--- Start Data to process ---

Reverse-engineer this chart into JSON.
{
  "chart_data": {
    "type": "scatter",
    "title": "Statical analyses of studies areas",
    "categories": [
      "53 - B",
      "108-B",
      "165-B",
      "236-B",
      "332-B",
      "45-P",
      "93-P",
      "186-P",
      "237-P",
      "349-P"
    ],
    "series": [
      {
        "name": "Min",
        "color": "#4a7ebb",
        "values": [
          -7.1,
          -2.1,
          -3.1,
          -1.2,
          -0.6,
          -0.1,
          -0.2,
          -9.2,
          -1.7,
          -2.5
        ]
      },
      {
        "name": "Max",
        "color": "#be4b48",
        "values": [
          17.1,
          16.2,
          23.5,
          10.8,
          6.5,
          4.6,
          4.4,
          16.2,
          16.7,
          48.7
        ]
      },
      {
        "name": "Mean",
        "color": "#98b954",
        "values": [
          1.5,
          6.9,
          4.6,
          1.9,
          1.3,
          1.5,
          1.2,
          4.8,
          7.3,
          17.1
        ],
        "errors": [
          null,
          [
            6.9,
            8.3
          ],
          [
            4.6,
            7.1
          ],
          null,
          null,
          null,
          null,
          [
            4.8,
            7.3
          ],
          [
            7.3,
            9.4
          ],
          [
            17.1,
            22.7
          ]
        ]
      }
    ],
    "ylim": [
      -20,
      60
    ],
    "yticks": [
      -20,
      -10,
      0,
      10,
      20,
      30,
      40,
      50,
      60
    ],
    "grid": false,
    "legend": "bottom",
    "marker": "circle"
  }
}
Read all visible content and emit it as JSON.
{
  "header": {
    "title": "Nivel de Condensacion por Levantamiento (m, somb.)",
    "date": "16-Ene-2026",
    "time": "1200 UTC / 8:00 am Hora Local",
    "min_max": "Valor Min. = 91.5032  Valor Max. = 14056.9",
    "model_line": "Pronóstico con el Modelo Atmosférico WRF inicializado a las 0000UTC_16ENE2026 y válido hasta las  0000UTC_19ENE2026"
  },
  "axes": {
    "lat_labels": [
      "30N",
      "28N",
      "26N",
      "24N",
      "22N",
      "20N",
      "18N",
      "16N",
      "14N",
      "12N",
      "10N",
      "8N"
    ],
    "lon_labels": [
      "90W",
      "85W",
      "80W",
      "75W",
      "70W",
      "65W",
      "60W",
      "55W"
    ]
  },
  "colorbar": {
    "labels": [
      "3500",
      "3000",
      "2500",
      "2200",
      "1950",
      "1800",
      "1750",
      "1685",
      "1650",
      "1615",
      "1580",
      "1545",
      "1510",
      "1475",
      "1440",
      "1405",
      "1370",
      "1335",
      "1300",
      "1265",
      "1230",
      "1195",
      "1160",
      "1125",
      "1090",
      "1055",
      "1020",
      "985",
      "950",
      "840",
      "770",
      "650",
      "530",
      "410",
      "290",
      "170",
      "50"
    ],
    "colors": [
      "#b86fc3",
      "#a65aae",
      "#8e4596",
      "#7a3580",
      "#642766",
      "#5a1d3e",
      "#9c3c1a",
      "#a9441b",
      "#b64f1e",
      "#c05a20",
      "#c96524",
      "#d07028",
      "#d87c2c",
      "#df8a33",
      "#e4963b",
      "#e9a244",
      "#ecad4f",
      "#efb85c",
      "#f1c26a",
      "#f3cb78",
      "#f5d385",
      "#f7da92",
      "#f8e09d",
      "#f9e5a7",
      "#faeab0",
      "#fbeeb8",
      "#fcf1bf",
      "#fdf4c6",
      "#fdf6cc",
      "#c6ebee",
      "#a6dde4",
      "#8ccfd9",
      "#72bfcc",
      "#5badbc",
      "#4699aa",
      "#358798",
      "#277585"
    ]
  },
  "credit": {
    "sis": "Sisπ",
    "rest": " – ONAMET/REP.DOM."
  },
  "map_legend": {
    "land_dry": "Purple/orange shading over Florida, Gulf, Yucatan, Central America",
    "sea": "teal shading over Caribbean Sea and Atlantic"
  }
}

--- End Data to process ---

*Exercise objective*.
Write out every record verbatim.

*The output*.
Reverse-engineer this chart into JSON.
{
  "chart_data": {
    "type": "scatter",
    "title": "Statical analyses of studies areas",
    "categories": [
      "53 - B",
      "108-B",
      "165-B",
      "236-B",
      "332-B",
      "45-P",
      "93-P",
      "186-P",
      "237-P",
      "349-P"
    ],
    "series": [
      {
        "name": "Min",
        "color": "#4a7ebb",
        "values": [
          -7.1,
          -2.1,
          -3.1,
          -1.2,
          -0.6,
          -0.1,
          -0.2,
          -9.2,
          -1.7,
          -2.5
        ]
      },
      {
        "name": "Max",
        "color": "#be4b48",
        "values": [
          17.1,
          16.2,
          23.5,
          10.8,
          6.5,
          4.6,
          4.4,
          16.2,
          16.7,
          48.7
        ]
      },
      {
        "name": "Mean",
        "color": "#98b954",
        "values": [
          1.5,
          6.9,
          4.6,
          1.9,
          1.3,
          1.5,
          1.2,
          4.8,
          7.3,
          17.1
        ],
        "errors": [
          null,
          [
            6.9,
            8.3
          ],
          [
            4.6,
            7.1
          ],
          null,
          null,
          null,
          null,
          [
            4.8,
            7.3
          ],
          [
            7.3,
            9.4
          ],
          [
            17.1,
            22.7
          ]
        ]
      }
    ],
    "ylim": [
      -20,
      60
    ],
    "yticks": [
      -20,
      -10,
      0,
      10,
      20,
      30,
      40,
      50,
      60
    ],
    "grid": false,
    "legend": "bottom",
    "marker": "circle"
  }
}
Read all visible content and emit it as JSON.
{
  "header": {
    "title": "Nivel de Condensacion por Levantamiento (m, somb.)",
    "date": "16-Ene-2026",
    "time": "1200 UTC / 8:00 am Hora Local",
    "min_max": "Valor Min. = 91.5032  Valor Max. = 14056.9",
    "model_line": "Pronóstico con el Modelo Atmosférico WRF inicializado a las 0000UTC_16ENE2026 y válido hasta las  0000UTC_19ENE2026"
  },
  "axes": {
    "lat_labels": [
      "30N",
      "28N",
      "26N",
      "24N",
      "22N",
      "20N",
      "18N",
      "16N",
      "14N",
      "12N",
      "10N",
      "8N"
    ],
    "lon_labels": [
      "90W",
      "85W",
      "80W",
      "75W",
      "70W",
      "65W",
      "60W",
      "55W"
    ]
  },
  "colorbar": {
    "labels": [
      "3500",
      "3000",
      "2500",
      "2200",
      "1950",
      "1800",
      "1750",
      "1685",
      "1650",
      "1615",
      "1580",
      "1545",
      "1510",
      "1475",
      "1440",
      "1405",
      "1370",
      "1335",
      "1300",
      "1265",
      "1230",
      "1195",
      "1160",
      "1125",
      "1090",
      "1055",
      "1020",
      "985",
      "950",
      "840",
      "770",
      "650",
      "530",
      "410",
      "290",
      "170",
      "50"
    ],
    "colors": [
      "#b86fc3",
      "#a65aae",
      "#8e4596",
      "#7a3580",
      "#642766",
      "#5a1d3e",
      "#9c3c1a",
      "#a9441b",
      "#b64f1e",
      "#c05a20",
      "#c96524",
      "#d07028",
      "#d87c2c",
      "#df8a33",
      "#e4963b",
      "#e9a244",
      "#ecad4f",
      "#efb85c",
      "#f1c26a",
      "#f3cb78",
      "#f5d385",
      "#f7da92",
      "#f8e09d",
      "#f9e5a7",
      "#faeab0",
      "#fbeeb8",
      "#fcf1bf",
      "#fdf4c6",
      "#fdf6cc",
      "#c6ebee",
      "#a6dde4",
      "#8ccfd9",
      "#72bfcc",
      "#5badbc",
      "#4699aa",
      "#358798",
      "#277585"
    ]
  },
  "credit": {
    "sis": "Sisπ",
    "rest": " – ONAMET/REP.DOM."
  },
  "map_legend": {
    "land_dry": "Purple/orange shading over Florida, Gulf, Yucatan, Central America",
    "sea": "teal shading over Caribbean Sea and Atlantic"
  }
}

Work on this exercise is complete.